Each line of the material must be repeated precisely, with the pictures left out.

(Extracts from a graphics dataset)
◆ ◆ ◆ ◆ ◆

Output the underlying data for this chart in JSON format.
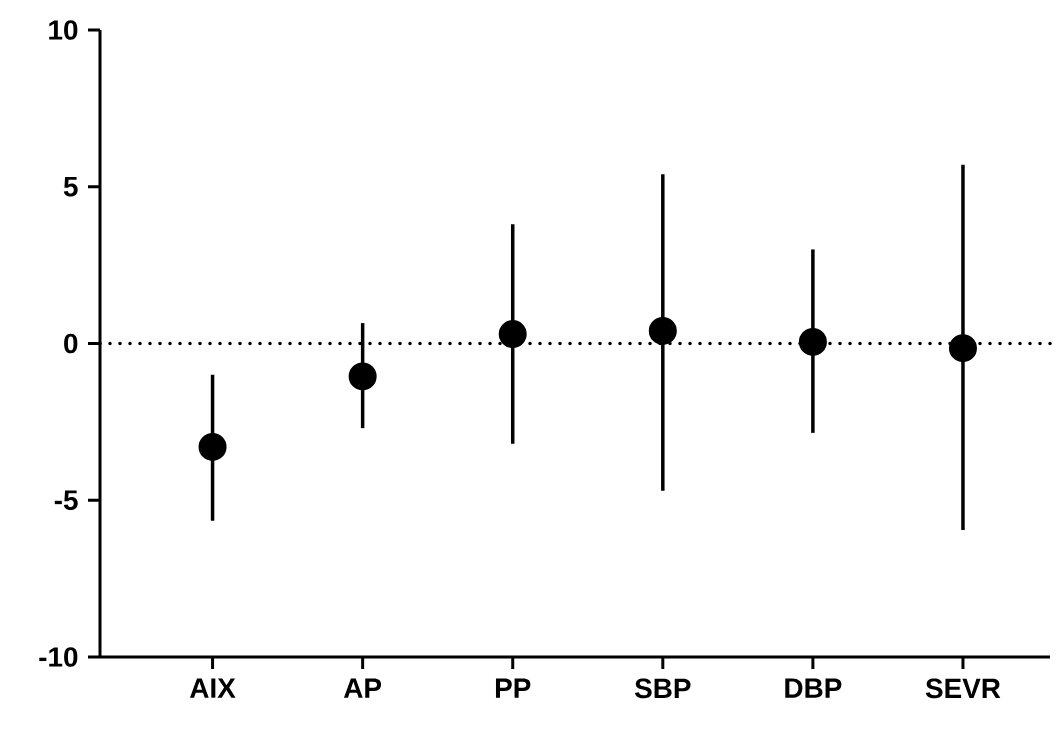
{
  "chart_data": {
    "type": "scatter",
    "categories": [
      "AIX",
      "AP",
      "PP",
      "SBP",
      "DBP",
      "SEVR"
    ],
    "values": [
      -3.3,
      -1.05,
      0.3,
      0.4,
      0.05,
      -0.15
    ],
    "errors": [
      [
        -5.65,
        -1.0
      ],
      [
        -2.7,
        0.65
      ],
      [
        -3.2,
        3.8
      ],
      [
        -4.7,
        5.4
      ],
      [
        -2.85,
        3.0
      ],
      [
        -5.95,
        5.7
      ]
    ],
    "color": "#000000",
    "marker": "circle",
    "ylim": [
      -10,
      10
    ],
    "yticks": [
      -10,
      -5,
      0,
      5,
      10
    ],
    "ref_lines": [
      {
        "axis": "y",
        "value": 0,
        "line_style": "dotted"
      }
    ]
  }
}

◆ ◆ ◆ ◆ ◆

The completed task:
Output the underlying data for this chart in JSON format.
{
  "chart_data": {
    "type": "scatter",
    "categories": [
      "AIX",
      "AP",
      "PP",
      "SBP",
      "DBP",
      "SEVR"
    ],
    "values": [
      -3.3,
      -1.05,
      0.3,
      0.4,
      0.05,
      -0.15
    ],
    "errors": [
      [
        -5.65,
        -1.0
      ],
      [
        -2.7,
        0.65
      ],
      [
        -3.2,
        3.8
      ],
      [
        -4.7,
        5.4
      ],
      [
        -2.85,
        3.0
      ],
      [
        -5.95,
        5.7
      ]
    ],
    "color": "#000000",
    "marker": "circle",
    "ylim": [
      -10,
      10
    ],
    "yticks": [
      -10,
      -5,
      0,
      5,
      10
    ],
    "ref_lines": [
      {
        "axis": "y",
        "value": 0,
        "line_style": "dotted"
      }
    ]
  }
}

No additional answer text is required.